Task instructions:
Print all the records exactly, please.

Data for this task:
============================================================

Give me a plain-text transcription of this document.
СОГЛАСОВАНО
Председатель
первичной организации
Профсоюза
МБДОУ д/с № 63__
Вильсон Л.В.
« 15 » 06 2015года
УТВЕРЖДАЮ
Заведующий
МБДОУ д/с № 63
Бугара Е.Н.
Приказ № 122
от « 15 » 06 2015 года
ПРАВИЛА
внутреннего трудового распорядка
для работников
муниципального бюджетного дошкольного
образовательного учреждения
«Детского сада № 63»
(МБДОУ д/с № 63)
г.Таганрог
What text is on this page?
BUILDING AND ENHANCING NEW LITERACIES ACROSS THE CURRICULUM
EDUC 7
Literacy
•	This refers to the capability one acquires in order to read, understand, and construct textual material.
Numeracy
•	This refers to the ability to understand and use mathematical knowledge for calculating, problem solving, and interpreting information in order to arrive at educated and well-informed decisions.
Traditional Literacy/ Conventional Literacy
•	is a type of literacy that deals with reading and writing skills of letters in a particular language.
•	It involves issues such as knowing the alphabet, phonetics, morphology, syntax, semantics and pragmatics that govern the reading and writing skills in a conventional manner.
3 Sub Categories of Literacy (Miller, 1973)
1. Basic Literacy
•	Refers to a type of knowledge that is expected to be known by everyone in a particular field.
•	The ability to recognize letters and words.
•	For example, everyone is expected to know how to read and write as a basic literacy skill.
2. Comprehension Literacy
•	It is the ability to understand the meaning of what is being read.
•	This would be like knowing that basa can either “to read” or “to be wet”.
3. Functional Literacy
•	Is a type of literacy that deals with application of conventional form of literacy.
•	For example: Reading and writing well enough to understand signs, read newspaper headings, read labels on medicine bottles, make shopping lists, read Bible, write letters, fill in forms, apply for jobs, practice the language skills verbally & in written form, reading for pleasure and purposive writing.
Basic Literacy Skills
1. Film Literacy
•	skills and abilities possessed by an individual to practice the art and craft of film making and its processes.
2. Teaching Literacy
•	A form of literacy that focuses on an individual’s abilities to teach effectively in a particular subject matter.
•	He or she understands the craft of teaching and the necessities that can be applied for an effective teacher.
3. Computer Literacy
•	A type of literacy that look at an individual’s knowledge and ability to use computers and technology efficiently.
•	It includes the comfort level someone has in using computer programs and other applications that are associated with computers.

============================================================

Response to the task:
Give me a plain-text transcription of this document.
СОГЛАСОВАНО
Председатель
первичной организации
Профсоюза
МБДОУ д/с № 63__
Вильсон Л.В.
« 15 » 06 2015года
УТВЕРЖДАЮ
Заведующий
МБДОУ д/с № 63
Бугара Е.Н.
Приказ № 122
от « 15 » 06 2015 года
ПРАВИЛА
внутреннего трудового распорядка
для работников
муниципального бюджетного дошкольного
образовательного учреждения
«Детского сада № 63»
(МБДОУ д/с № 63)
г.Таганрог
What text is on this page?
BUILDING AND ENHANCING NEW LITERACIES ACROSS THE CURRICULUM
EDUC 7
Literacy
•	This refers to the capability one acquires in order to read, understand, and construct textual material.
Numeracy
•	This refers to the ability to understand and use mathematical knowledge for calculating, problem solving, and interpreting information in order to arrive at educated and well-informed decisions.
Traditional Literacy/ Conventional Literacy
•	is a type of literacy that deals with reading and writing skills of letters in a particular language.
•	It involves issues such as knowing the alphabet, phonetics, morphology, syntax, semantics and pragmatics that govern the reading and writing skills in a conventional manner.
3 Sub Categories of Literacy (Miller, 1973)
1. Basic Literacy
•	Refers to a type of knowledge that is expected to be known by everyone in a particular field.
•	The ability to recognize letters and words.
•	For example, everyone is expected to know how to read and write as a basic literacy skill.
2. Comprehension Literacy
•	It is the ability to understand the meaning of what is being read.
•	This would be like knowing that basa can either “to read” or “to be wet”.
3. Functional Literacy
•	Is a type of literacy that deals with application of conventional form of literacy.
•	For example: Reading and writing well enough to understand signs, read newspaper headings, read labels on medicine bottles, make shopping lists, read Bible, write letters, fill in forms, apply for jobs, practice the language skills verbally & in written form, reading for pleasure and purposive writing.
Basic Literacy Skills
1. Film Literacy
•	skills and abilities possessed by an individual to practice the art and craft of film making and its processes.
2. Teaching Literacy
•	A form of literacy that focuses on an individual’s abilities to teach effectively in a particular subject matter.
•	He or she understands the craft of teaching and the necessities that can be applied for an effective teacher.
3. Computer Literacy
•	A type of literacy that look at an individual’s knowledge and ability to use computers and technology efficiently.
•	It includes the comfort level someone has in using computer programs and other applications that are associated with computers.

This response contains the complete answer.